*DIRECTIVE*:
Every record must be repeated exactly; omit any pictures they contain.

*DATA IN THIS EXERCISE*:
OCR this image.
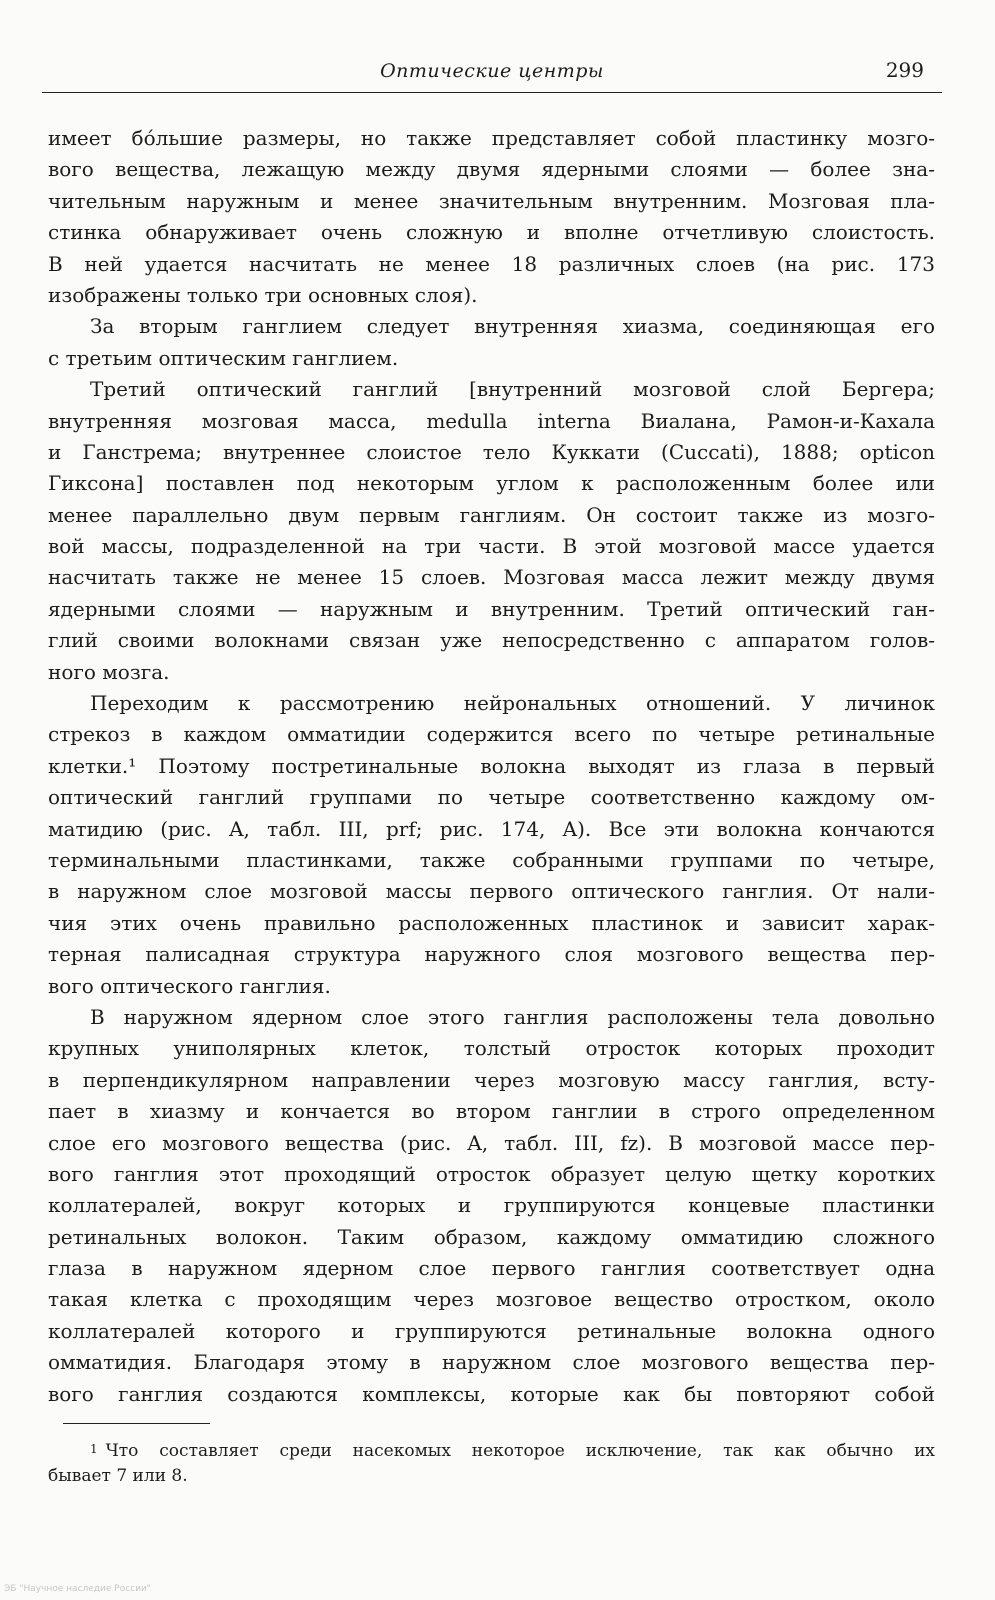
Оптические центры	299

имеет бо́льшие размеры, но также представляет собой пластинку мозго-
вого вещества, лежащую между двумя ядерными слоями — более зна-
чительным наружным и менее значительным внутренним. Мозговая пла-
стинка обнаруживает очень сложную и вполне отчетливую слоистость.
В ней удается насчитать не менее 18 различных слоев (на рис. 173
изображены только три основных слоя).

За вторым ганглием следует внутренняя хиазма, соединяющая его
с третьим оптическим ганглием.

Третий оптический ганглий [внутренний мозговой слой Бергера;
внутренняя мозговая масса, medulla interna Виалана, Рамон-и-Кахала
и Ганстрема; внутреннее слоистое тело Куккати (Cuccati), 1888; opticon
Гиксона] поставлен под некоторым углом к расположенным более или
менее параллельно двум первым ганглиям. Он состоит также из мозго-
вой массы, подразделенной на три части. В этой мозговой массе удается
насчитать также не менее 15 слоев. Мозговая масса лежит между двумя
ядерными слоями — наружным и внутренним. Третий оптический ган-
глий своими волокнами связан уже непосредственно с аппаратом голов-
ного мозга.

Переходим к рассмотрению нейрональных отношений. У личинок
стрекоз в каждом омматидии содержится всего по четыре ретинальные
клетки.¹ Поэтому постретинальные волокна выходят из глаза в первый
оптический ганглий группами по четыре соответственно каждому ом-
матидию (рис. A, табл. III, prf; рис. 174, A). Все эти волокна кончаются
терминальными пластинками, также собранными группами по четыре,
в наружном слое мозговой массы первого оптического ганглия. От нали-
чия этих очень правильно расположенных пластинок и зависит харак-
терная палисадная структура наружного слоя мозгового вещества пер-
вого оптического ганглия.

В наружном ядерном слое этого ганглия расположены тела довольно
крупных униполярных клеток, толстый отросток которых проходит
в перпендикулярном направлении через мозговую массу ганглия, всту-
пает в хиазму и кончается во втором ганглии в строго определенном
слое его мозгового вещества (рис. A, табл. III, fz). В мозговой массе пер-
вого ганглия этот проходящий отросток образует целую щетку коротких
коллатералей, вокруг которых и группируются концевые пластинки
ретинальных волокон. Таким образом, каждому омматидию сложного
глаза в наружном ядерном слое первого ганглия соответствует одна
такая клетка с проходящим через мозговое вещество отростком, около
коллатералей которого и группируются ретинальные волокна одного
омматидия. Благодаря этому в наружном слое мозгового вещества пер-
вого ганглия создаются комплексы, которые как бы повторяют собой

1 Что составляет среди насекомых некоторое исключение, так как обычно их
бывает 7 или 8.
ЭБ "Научное наследие России"
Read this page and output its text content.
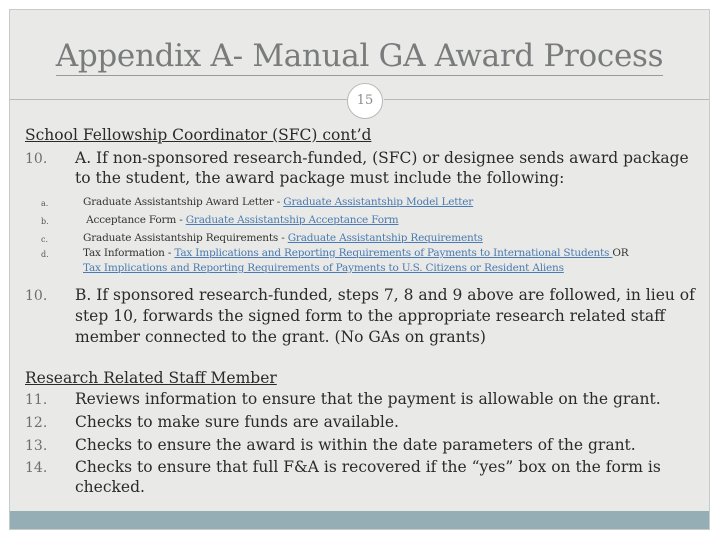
Appendix A- Manual GA Award Process
15
School Fellowship Coordinator (SFC) cont’d
10. A. If non-sponsored research-funded, (SFC) or designee sends award package
to the student, the award package must include the following:
a.	Graduate Assistantship Award Letter - Graduate Assistantship Model Letter
b.	Acceptance Form - Graduate Assistantship Acceptance Form
c.	Graduate Assistantship Requirements - Graduate Assistantship Requirements
d.	Tax Information - Tax Implications and Reporting Requirements of Payments to International Students OR
Tax Implications and Reporting Requirements of Payments to U.S. Citizens or Resident Aliens
10. B. If sponsored research-funded, steps 7, 8 and 9 above are followed, in lieu of
step 10, forwards the signed form to the appropriate research related staff
member connected to the grant. (No GAs on grants)
Research Related Staff Member
11. Reviews information to ensure that the payment is allowable on the grant.
12. Checks to make sure funds are available.
13. Checks to ensure the award is within the date parameters of the grant.
14. Checks to ensure that full F&A is recovered if the “yes” box on the form is
checked.
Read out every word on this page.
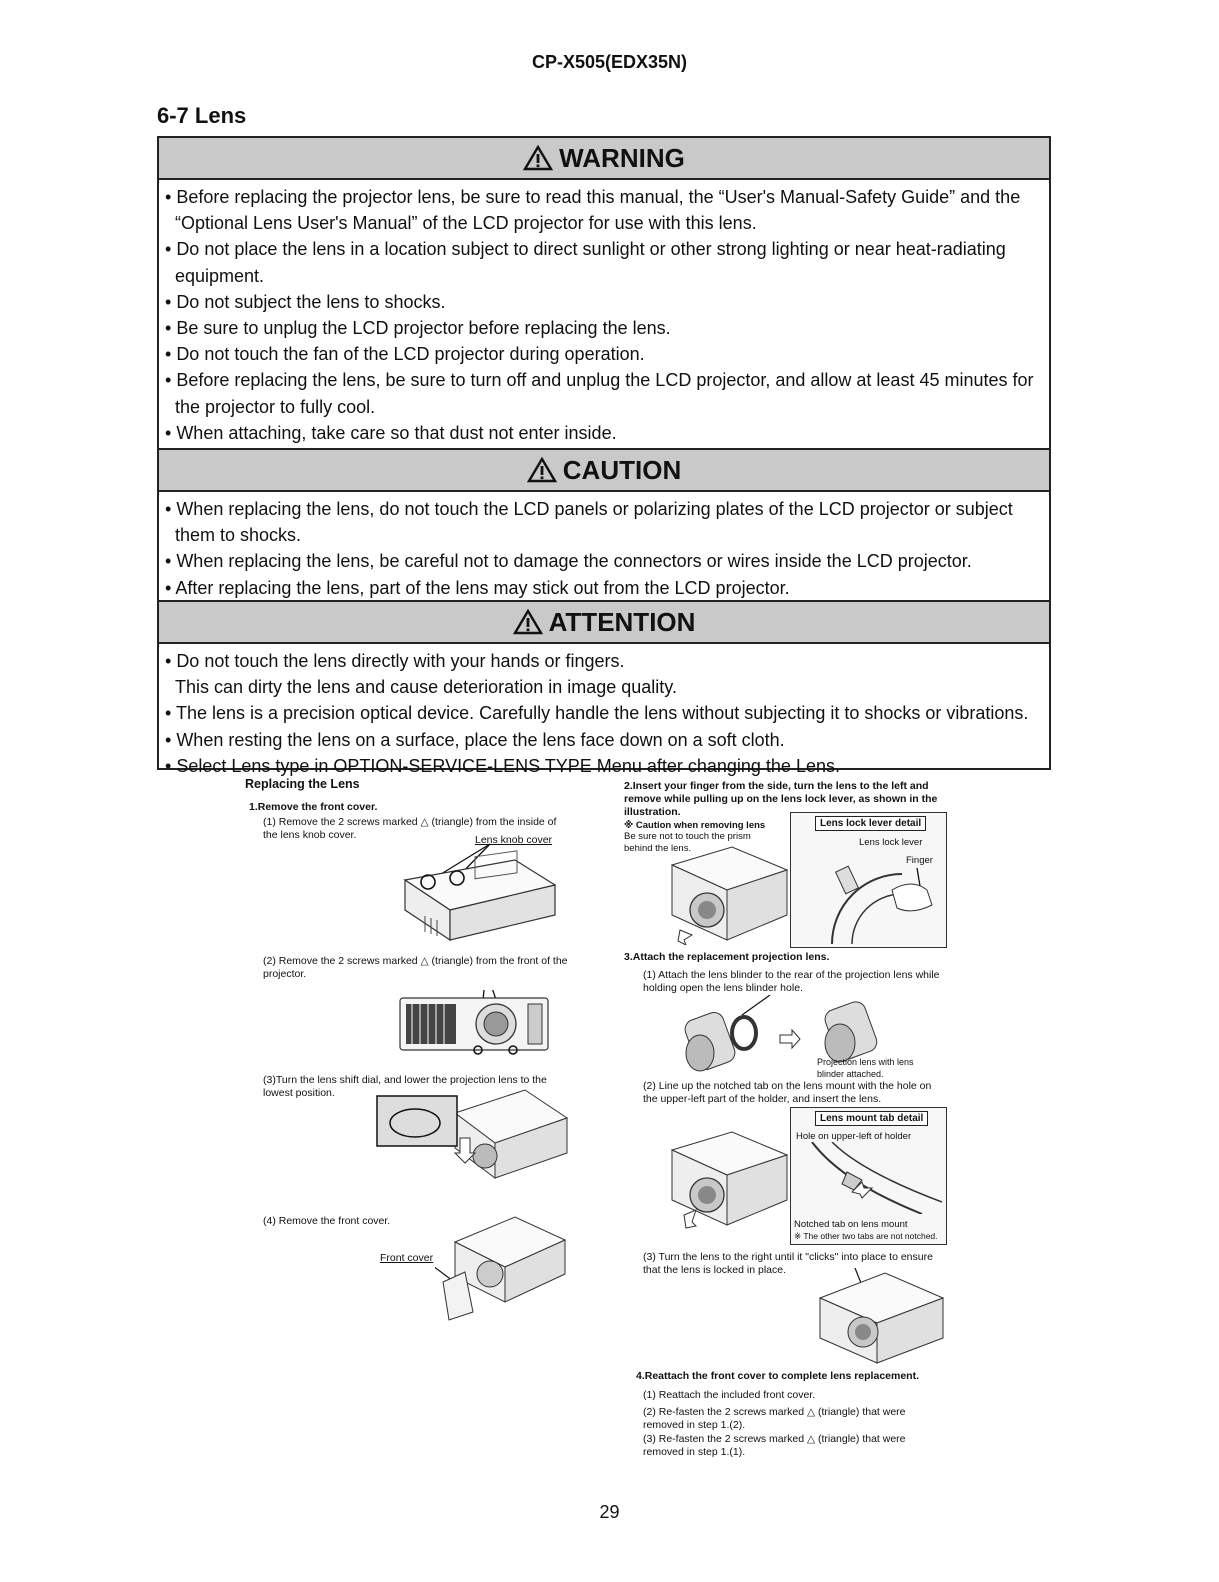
CP-X505(EDX35N)
6-7 Lens
WARNING
• Before replacing the projector lens, be sure to read this manual, the “User's Manual-Safety Guide” and the “Optional Lens User's Manual” of the LCD projector for use with this lens.
• Do not place the lens in a location subject to direct sunlight or other strong lighting or near heat-radiating equipment.
• Do not subject the lens to shocks.
• Be sure to unplug the LCD projector before replacing the lens.
• Do not touch the fan of the LCD projector during operation.
• Before replacing the lens, be sure to turn off and unplug the LCD projector, and allow at least 45 minutes for the projector to fully cool.
• When attaching, take care so that dust not enter inside.
CAUTION
• When replacing the lens, do not touch the LCD panels or polarizing plates of the LCD projector or subject them to shocks.
• When replacing the lens, be careful not to damage the connectors or wires inside the LCD projector.
• After replacing the lens, part of the lens may stick out from the LCD projector.
ATTENTION
• Do not touch the lens directly with your hands or fingers.
This can dirty the lens and cause deterioration in image quality.
• The lens is a precision optical device. Carefully handle the lens without subjecting it to shocks or vibrations.
• When resting the lens on a surface, place the lens face down on a soft cloth.
• Select Lens type in OPTION-SERVICE-LENS TYPE Menu after changing the Lens.
Replacing the Lens
1.Remove the front cover.
(1) Remove the 2 screws marked △ (triangle) from the inside of the lens knob cover.	Lens knob cover
(2) Remove the 2 screws marked △ (triangle) from the front of the projector.
(3)Turn the lens shift dial, and lower the projection lens to the lowest position.
(4) Remove the front cover.
Front cover
2.Insert your finger from the side, turn the lens to the left and remove while pulling up on the lens lock lever, as shown in the illustration.
※ Caution when removing lens
Be sure not to touch the prism behind the lens.
Lens lock lever detail
Lens lock lever
Finger
3.Attach the replacement projection lens.
(1) Attach the lens blinder to the rear of the projection lens while holding open the lens blinder hole.
Projection lens with lens blinder attached.
(2) Line up the notched tab on the lens mount with the hole on the upper-left part of the holder, and insert the lens.
Lens mount tab detail
Hole on upper-left of holder
Notched tab on lens mount
※ The other two tabs are not notched.
(3) Turn the lens to the right until it "clicks" into place to ensure that the lens is locked in place.
4.Reattach the front cover to complete lens replacement.
(1) Reattach the included front cover.
(2) Re-fasten the 2 screws marked △ (triangle) that were removed in step 1.(2).
(3) Re-fasten the 2 screws marked △ (triangle) that were removed in step 1.(1).
29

*EXERCISE SOLUTION*:
OCR this image.
Оптические центры	299

имеет бо́льшие размеры, но также представляет собой пластинку мозго-
вого вещества, лежащую между двумя ядерными слоями — более зна-
чительным наружным и менее значительным внутренним. Мозговая пла-
стинка обнаруживает очень сложную и вполне отчетливую слоистость.
В ней удается насчитать не менее 18 различных слоев (на рис. 173
изображены только три основных слоя).

За вторым ганглием следует внутренняя хиазма, соединяющая его
с третьим оптическим ганглием.

Третий оптический ганглий [внутренний мозговой слой Бергера;
внутренняя мозговая масса, medulla interna Виалана, Рамон-и-Кахала
и Ганстрема; внутреннее слоистое тело Куккати (Cuccati), 1888; opticon
Гиксона] поставлен под некоторым углом к расположенным более или
менее параллельно двум первым ганглиям. Он состоит также из мозго-
вой массы, подразделенной на три части. В этой мозговой массе удается
насчитать также не менее 15 слоев. Мозговая масса лежит между двумя
ядерными слоями — наружным и внутренним. Третий оптический ган-
глий своими волокнами связан уже непосредственно с аппаратом голов-
ного мозга.

Переходим к рассмотрению нейрональных отношений. У личинок
стрекоз в каждом омматидии содержится всего по четыре ретинальные
клетки.¹ Поэтому постретинальные волокна выходят из глаза в первый
оптический ганглий группами по четыре соответственно каждому ом-
матидию (рис. A, табл. III, prf; рис. 174, A). Все эти волокна кончаются
терминальными пластинками, также собранными группами по четыре,
в наружном слое мозговой массы первого оптического ганглия. От нали-
чия этих очень правильно расположенных пластинок и зависит харак-
терная палисадная структура наружного слоя мозгового вещества пер-
вого оптического ганглия.

В наружном ядерном слое этого ганглия расположены тела довольно
крупных униполярных клеток, толстый отросток которых проходит
в перпендикулярном направлении через мозговую массу ганглия, всту-
пает в хиазму и кончается во втором ганглии в строго определенном
слое его мозгового вещества (рис. A, табл. III, fz). В мозговой массе пер-
вого ганглия этот проходящий отросток образует целую щетку коротких
коллатералей, вокруг которых и группируются концевые пластинки
ретинальных волокон. Таким образом, каждому омматидию сложного
глаза в наружном ядерном слое первого ганглия соответствует одна
такая клетка с проходящим через мозговое вещество отростком, около
коллатералей которого и группируются ретинальные волокна одного
омматидия. Благодаря этому в наружном слое мозгового вещества пер-
вого ганглия создаются комплексы, которые как бы повторяют собой

1 Что составляет среди насекомых некоторое исключение, так как обычно их
бывает 7 или 8.
ЭБ "Научное наследие России"
Read this page and output its text content.
Appendix A- Manual GA Award Process
15
School Fellowship Coordinator (SFC) cont’d
10. A. If non-sponsored research-funded, (SFC) or designee sends award package
to the student, the award package must include the following:
a.	Graduate Assistantship Award Letter - Graduate Assistantship Model Letter
b.	Acceptance Form - Graduate Assistantship Acceptance Form
c.	Graduate Assistantship Requirements - Graduate Assistantship Requirements
d.	Tax Information - Tax Implications and Reporting Requirements of Payments to International Students OR
Tax Implications and Reporting Requirements of Payments to U.S. Citizens or Resident Aliens
10. B. If sponsored research-funded, steps 7, 8 and 9 above are followed, in lieu of
step 10, forwards the signed form to the appropriate research related staff
member connected to the grant. (No GAs on grants)
Research Related Staff Member
11. Reviews information to ensure that the payment is allowable on the grant.
12. Checks to make sure funds are available.
13. Checks to ensure the award is within the date parameters of the grant.
14. Checks to ensure that full F&A is recovered if the “yes” box on the form is
checked.
Read out every word on this page.
CP-X505(EDX35N)
6-7 Lens
WARNING
• Before replacing the projector lens, be sure to read this manual, the “User's Manual-Safety Guide” and the “Optional Lens User's Manual” of the LCD projector for use with this lens.
• Do not place the lens in a location subject to direct sunlight or other strong lighting or near heat-radiating equipment.
• Do not subject the lens to shocks.
• Be sure to unplug the LCD projector before replacing the lens.
• Do not touch the fan of the LCD projector during operation.
• Before replacing the lens, be sure to turn off and unplug the LCD projector, and allow at least 45 minutes for the projector to fully cool.
• When attaching, take care so that dust not enter inside.
CAUTION
• When replacing the lens, do not touch the LCD panels or polarizing plates of the LCD projector or subject them to shocks.
• When replacing the lens, be careful not to damage the connectors or wires inside the LCD projector.
• After replacing the lens, part of the lens may stick out from the LCD projector.
ATTENTION
• Do not touch the lens directly with your hands or fingers.
This can dirty the lens and cause deterioration in image quality.
• The lens is a precision optical device. Carefully handle the lens without subjecting it to shocks or vibrations.
• When resting the lens on a surface, place the lens face down on a soft cloth.
• Select Lens type in OPTION-SERVICE-LENS TYPE Menu after changing the Lens.
Replacing the Lens
1.Remove the front cover.
(1) Remove the 2 screws marked △ (triangle) from the inside of the lens knob cover.	Lens knob cover
(2) Remove the 2 screws marked △ (triangle) from the front of the projector.
(3)Turn the lens shift dial, and lower the projection lens to the lowest position.
(4) Remove the front cover.
Front cover
2.Insert your finger from the side, turn the lens to the left and remove while pulling up on the lens lock lever, as shown in the illustration.
※ Caution when removing lens
Be sure not to touch the prism behind the lens.
Lens lock lever detail
Lens lock lever
Finger
3.Attach the replacement projection lens.
(1) Attach the lens blinder to the rear of the projection lens while holding open the lens blinder hole.
Projection lens with lens blinder attached.
(2) Line up the notched tab on the lens mount with the hole on the upper-left part of the holder, and insert the lens.
Lens mount tab detail
Hole on upper-left of holder
Notched tab on lens mount
※ The other two tabs are not notched.
(3) Turn the lens to the right until it "clicks" into place to ensure that the lens is locked in place.
4.Reattach the front cover to complete lens replacement.
(1) Reattach the included front cover.
(2) Re-fasten the 2 screws marked △ (triangle) that were removed in step 1.(2).
(3) Re-fasten the 2 screws marked △ (triangle) that were removed in step 1.(1).
29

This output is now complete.